§ **TASK INSTRUCTIONS**
Set each record down exactly, excluding all images.

[Collected data]

/---

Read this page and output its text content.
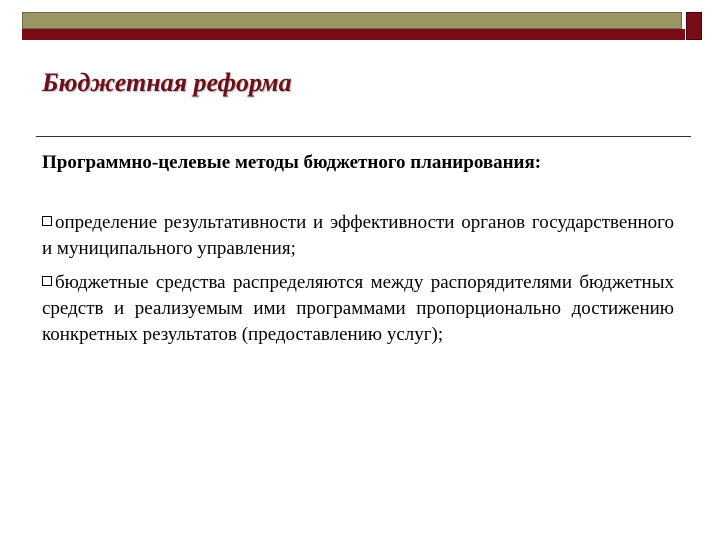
Бюджетная реформа

Программно-целевые методы бюджетного планирования:

определение результативности и эффективности органов государственного и муниципального управления;

бюджетные средства распределяются между распорядителями бюджетных средств и реализуемым ими программами пропорционально достижению конкретных результатов (предоставлению услуг);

\---

§ **SOLUTION TO THE EXERCISE**
Read this page and output its text content.
Бюджетная реформа

Программно-целевые методы бюджетного планирования:

определение результативности и эффективности органов государственного и муниципального управления;

бюджетные средства распределяются между распорядителями бюджетных средств и реализуемым ими программами пропорционально достижению конкретных результатов (предоставлению услуг);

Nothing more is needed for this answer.